Stored data
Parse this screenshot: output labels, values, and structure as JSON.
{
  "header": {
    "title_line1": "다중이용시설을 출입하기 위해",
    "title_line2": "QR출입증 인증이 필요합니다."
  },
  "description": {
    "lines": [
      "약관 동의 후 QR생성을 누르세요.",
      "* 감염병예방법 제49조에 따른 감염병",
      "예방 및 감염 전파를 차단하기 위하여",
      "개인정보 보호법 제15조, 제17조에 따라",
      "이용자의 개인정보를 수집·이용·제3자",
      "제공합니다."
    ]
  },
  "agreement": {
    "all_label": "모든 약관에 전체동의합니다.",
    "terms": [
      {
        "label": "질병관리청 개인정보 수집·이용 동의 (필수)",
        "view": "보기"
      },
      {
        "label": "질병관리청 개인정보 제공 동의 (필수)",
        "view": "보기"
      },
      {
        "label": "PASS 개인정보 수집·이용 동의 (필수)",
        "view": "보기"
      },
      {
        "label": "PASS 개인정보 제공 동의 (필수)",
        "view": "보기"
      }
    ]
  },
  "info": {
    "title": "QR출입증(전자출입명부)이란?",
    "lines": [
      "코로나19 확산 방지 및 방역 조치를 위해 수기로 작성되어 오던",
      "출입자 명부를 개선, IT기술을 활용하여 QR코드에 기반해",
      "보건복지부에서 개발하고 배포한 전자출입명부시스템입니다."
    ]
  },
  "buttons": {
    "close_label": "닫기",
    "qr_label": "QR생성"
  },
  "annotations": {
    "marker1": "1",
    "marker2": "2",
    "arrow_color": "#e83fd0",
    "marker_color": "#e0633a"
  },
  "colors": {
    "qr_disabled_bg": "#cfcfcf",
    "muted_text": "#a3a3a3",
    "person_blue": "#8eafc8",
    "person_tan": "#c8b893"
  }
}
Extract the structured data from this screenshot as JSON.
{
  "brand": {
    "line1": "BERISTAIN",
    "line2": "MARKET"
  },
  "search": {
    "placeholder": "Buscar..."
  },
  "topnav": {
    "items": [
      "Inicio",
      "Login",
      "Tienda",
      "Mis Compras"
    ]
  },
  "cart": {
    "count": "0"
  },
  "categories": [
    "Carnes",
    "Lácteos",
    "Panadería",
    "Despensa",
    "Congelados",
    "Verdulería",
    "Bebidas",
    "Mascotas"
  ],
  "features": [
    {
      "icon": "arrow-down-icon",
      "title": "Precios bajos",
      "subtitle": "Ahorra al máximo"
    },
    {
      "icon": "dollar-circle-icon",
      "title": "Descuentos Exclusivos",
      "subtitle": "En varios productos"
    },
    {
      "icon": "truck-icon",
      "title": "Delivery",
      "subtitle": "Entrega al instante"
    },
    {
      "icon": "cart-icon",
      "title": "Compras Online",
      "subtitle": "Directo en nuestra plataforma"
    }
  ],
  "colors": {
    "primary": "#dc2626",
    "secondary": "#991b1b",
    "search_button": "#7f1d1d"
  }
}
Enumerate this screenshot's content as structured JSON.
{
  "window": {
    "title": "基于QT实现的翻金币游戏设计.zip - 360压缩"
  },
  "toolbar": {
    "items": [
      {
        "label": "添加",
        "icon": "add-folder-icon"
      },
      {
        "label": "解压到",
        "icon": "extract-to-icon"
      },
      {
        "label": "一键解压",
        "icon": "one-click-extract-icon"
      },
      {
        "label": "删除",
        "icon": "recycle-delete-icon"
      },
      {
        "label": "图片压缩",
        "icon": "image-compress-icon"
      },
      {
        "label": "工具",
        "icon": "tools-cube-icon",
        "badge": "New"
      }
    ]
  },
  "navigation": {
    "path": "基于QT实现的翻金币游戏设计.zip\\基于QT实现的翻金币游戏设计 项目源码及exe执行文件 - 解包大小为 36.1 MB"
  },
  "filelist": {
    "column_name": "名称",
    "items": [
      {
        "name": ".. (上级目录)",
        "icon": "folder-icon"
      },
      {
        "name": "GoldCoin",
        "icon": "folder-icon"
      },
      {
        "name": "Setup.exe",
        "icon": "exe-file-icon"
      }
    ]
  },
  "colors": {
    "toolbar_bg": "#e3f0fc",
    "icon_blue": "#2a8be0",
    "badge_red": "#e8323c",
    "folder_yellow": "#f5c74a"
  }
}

*GOAL*: Reproduce each line verbatim.

*FINISHED TASK*:
Parse this screenshot: output labels, values, and structure as JSON.
{
  "header": {
    "title_line1": "다중이용시설을 출입하기 위해",
    "title_line2": "QR출입증 인증이 필요합니다."
  },
  "description": {
    "lines": [
      "약관 동의 후 QR생성을 누르세요.",
      "* 감염병예방법 제49조에 따른 감염병",
      "예방 및 감염 전파를 차단하기 위하여",
      "개인정보 보호법 제15조, 제17조에 따라",
      "이용자의 개인정보를 수집·이용·제3자",
      "제공합니다."
    ]
  },
  "agreement": {
    "all_label": "모든 약관에 전체동의합니다.",
    "terms": [
      {
        "label": "질병관리청 개인정보 수집·이용 동의 (필수)",
        "view": "보기"
      },
      {
        "label": "질병관리청 개인정보 제공 동의 (필수)",
        "view": "보기"
      },
      {
        "label": "PASS 개인정보 수집·이용 동의 (필수)",
        "view": "보기"
      },
      {
        "label": "PASS 개인정보 제공 동의 (필수)",
        "view": "보기"
      }
    ]
  },
  "info": {
    "title": "QR출입증(전자출입명부)이란?",
    "lines": [
      "코로나19 확산 방지 및 방역 조치를 위해 수기로 작성되어 오던",
      "출입자 명부를 개선, IT기술을 활용하여 QR코드에 기반해",
      "보건복지부에서 개발하고 배포한 전자출입명부시스템입니다."
    ]
  },
  "buttons": {
    "close_label": "닫기",
    "qr_label": "QR생성"
  },
  "annotations": {
    "marker1": "1",
    "marker2": "2",
    "arrow_color": "#e83fd0",
    "marker_color": "#e0633a"
  },
  "colors": {
    "qr_disabled_bg": "#cfcfcf",
    "muted_text": "#a3a3a3",
    "person_blue": "#8eafc8",
    "person_tan": "#c8b893"
  }
}
Extract the structured data from this screenshot as JSON.
{
  "brand": {
    "line1": "BERISTAIN",
    "line2": "MARKET"
  },
  "search": {
    "placeholder": "Buscar..."
  },
  "topnav": {
    "items": [
      "Inicio",
      "Login",
      "Tienda",
      "Mis Compras"
    ]
  },
  "cart": {
    "count": "0"
  },
  "categories": [
    "Carnes",
    "Lácteos",
    "Panadería",
    "Despensa",
    "Congelados",
    "Verdulería",
    "Bebidas",
    "Mascotas"
  ],
  "features": [
    {
      "icon": "arrow-down-icon",
      "title": "Precios bajos",
      "subtitle": "Ahorra al máximo"
    },
    {
      "icon": "dollar-circle-icon",
      "title": "Descuentos Exclusivos",
      "subtitle": "En varios productos"
    },
    {
      "icon": "truck-icon",
      "title": "Delivery",
      "subtitle": "Entrega al instante"
    },
    {
      "icon": "cart-icon",
      "title": "Compras Online",
      "subtitle": "Directo en nuestra plataforma"
    }
  ],
  "colors": {
    "primary": "#dc2626",
    "secondary": "#991b1b",
    "search_button": "#7f1d1d"
  }
}
Enumerate this screenshot's content as structured JSON.
{
  "window": {
    "title": "基于QT实现的翻金币游戏设计.zip - 360压缩"
  },
  "toolbar": {
    "items": [
      {
        "label": "添加",
        "icon": "add-folder-icon"
      },
      {
        "label": "解压到",
        "icon": "extract-to-icon"
      },
      {
        "label": "一键解压",
        "icon": "one-click-extract-icon"
      },
      {
        "label": "删除",
        "icon": "recycle-delete-icon"
      },
      {
        "label": "图片压缩",
        "icon": "image-compress-icon"
      },
      {
        "label": "工具",
        "icon": "tools-cube-icon",
        "badge": "New"
      }
    ]
  },
  "navigation": {
    "path": "基于QT实现的翻金币游戏设计.zip\\基于QT实现的翻金币游戏设计 项目源码及exe执行文件 - 解包大小为 36.1 MB"
  },
  "filelist": {
    "column_name": "名称",
    "items": [
      {
        "name": ".. (上级目录)",
        "icon": "folder-icon"
      },
      {
        "name": "GoldCoin",
        "icon": "folder-icon"
      },
      {
        "name": "Setup.exe",
        "icon": "exe-file-icon"
      }
    ]
  },
  "colors": {
    "toolbar_bg": "#e3f0fc",
    "icon_blue": "#2a8be0",
    "badge_red": "#e8323c",
    "folder_yellow": "#f5c74a"
  }
}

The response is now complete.